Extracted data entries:
========================

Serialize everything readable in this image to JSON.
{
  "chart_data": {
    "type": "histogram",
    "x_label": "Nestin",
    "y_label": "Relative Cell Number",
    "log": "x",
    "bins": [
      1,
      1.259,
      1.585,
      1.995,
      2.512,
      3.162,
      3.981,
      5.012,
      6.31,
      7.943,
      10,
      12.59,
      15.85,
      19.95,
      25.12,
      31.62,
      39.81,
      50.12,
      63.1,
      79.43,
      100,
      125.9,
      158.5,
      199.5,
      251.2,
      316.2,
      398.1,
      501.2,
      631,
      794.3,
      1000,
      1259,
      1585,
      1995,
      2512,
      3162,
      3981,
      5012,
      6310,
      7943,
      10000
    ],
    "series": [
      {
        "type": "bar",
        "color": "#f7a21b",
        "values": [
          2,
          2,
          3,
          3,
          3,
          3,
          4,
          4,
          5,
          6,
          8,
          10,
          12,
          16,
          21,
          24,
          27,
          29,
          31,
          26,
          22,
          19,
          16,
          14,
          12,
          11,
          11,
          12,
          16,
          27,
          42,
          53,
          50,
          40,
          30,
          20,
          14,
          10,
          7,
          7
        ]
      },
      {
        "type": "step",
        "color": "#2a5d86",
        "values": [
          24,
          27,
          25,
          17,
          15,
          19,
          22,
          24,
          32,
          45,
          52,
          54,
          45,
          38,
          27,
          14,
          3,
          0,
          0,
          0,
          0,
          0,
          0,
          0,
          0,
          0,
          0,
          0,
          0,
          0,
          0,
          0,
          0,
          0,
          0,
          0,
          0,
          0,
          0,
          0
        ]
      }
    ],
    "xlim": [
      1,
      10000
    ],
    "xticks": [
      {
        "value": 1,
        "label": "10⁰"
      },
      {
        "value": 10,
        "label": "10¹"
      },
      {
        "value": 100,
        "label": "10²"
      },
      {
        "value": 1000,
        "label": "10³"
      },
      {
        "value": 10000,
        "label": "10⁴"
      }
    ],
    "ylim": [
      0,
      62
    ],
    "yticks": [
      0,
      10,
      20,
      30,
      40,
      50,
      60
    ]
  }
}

========================

Set task
Each record above should be output again exactly.

Answer for the task
Serialize everything readable in this image to JSON.
{
  "chart_data": {
    "type": "histogram",
    "x_label": "Nestin",
    "y_label": "Relative Cell Number",
    "log": "x",
    "bins": [
      1,
      1.259,
      1.585,
      1.995,
      2.512,
      3.162,
      3.981,
      5.012,
      6.31,
      7.943,
      10,
      12.59,
      15.85,
      19.95,
      25.12,
      31.62,
      39.81,
      50.12,
      63.1,
      79.43,
      100,
      125.9,
      158.5,
      199.5,
      251.2,
      316.2,
      398.1,
      501.2,
      631,
      794.3,
      1000,
      1259,
      1585,
      1995,
      2512,
      3162,
      3981,
      5012,
      6310,
      7943,
      10000
    ],
    "series": [
      {
        "type": "bar",
        "color": "#f7a21b",
        "values": [
          2,
          2,
          3,
          3,
          3,
          3,
          4,
          4,
          5,
          6,
          8,
          10,
          12,
          16,
          21,
          24,
          27,
          29,
          31,
          26,
          22,
          19,
          16,
          14,
          12,
          11,
          11,
          12,
          16,
          27,
          42,
          53,
          50,
          40,
          30,
          20,
          14,
          10,
          7,
          7
        ]
      },
      {
        "type": "step",
        "color": "#2a5d86",
        "values": [
          24,
          27,
          25,
          17,
          15,
          19,
          22,
          24,
          32,
          45,
          52,
          54,
          45,
          38,
          27,
          14,
          3,
          0,
          0,
          0,
          0,
          0,
          0,
          0,
          0,
          0,
          0,
          0,
          0,
          0,
          0,
          0,
          0,
          0,
          0,
          0,
          0,
          0,
          0,
          0
        ]
      }
    ],
    "xlim": [
      1,
      10000
    ],
    "xticks": [
      {
        "value": 1,
        "label": "10⁰"
      },
      {
        "value": 10,
        "label": "10¹"
      },
      {
        "value": 100,
        "label": "10²"
      },
      {
        "value": 1000,
        "label": "10³"
      },
      {
        "value": 10000,
        "label": "10⁴"
      }
    ],
    "ylim": [
      0,
      62
    ],
    "yticks": [
      0,
      10,
      20,
      30,
      40,
      50,
      60
    ]
  }
}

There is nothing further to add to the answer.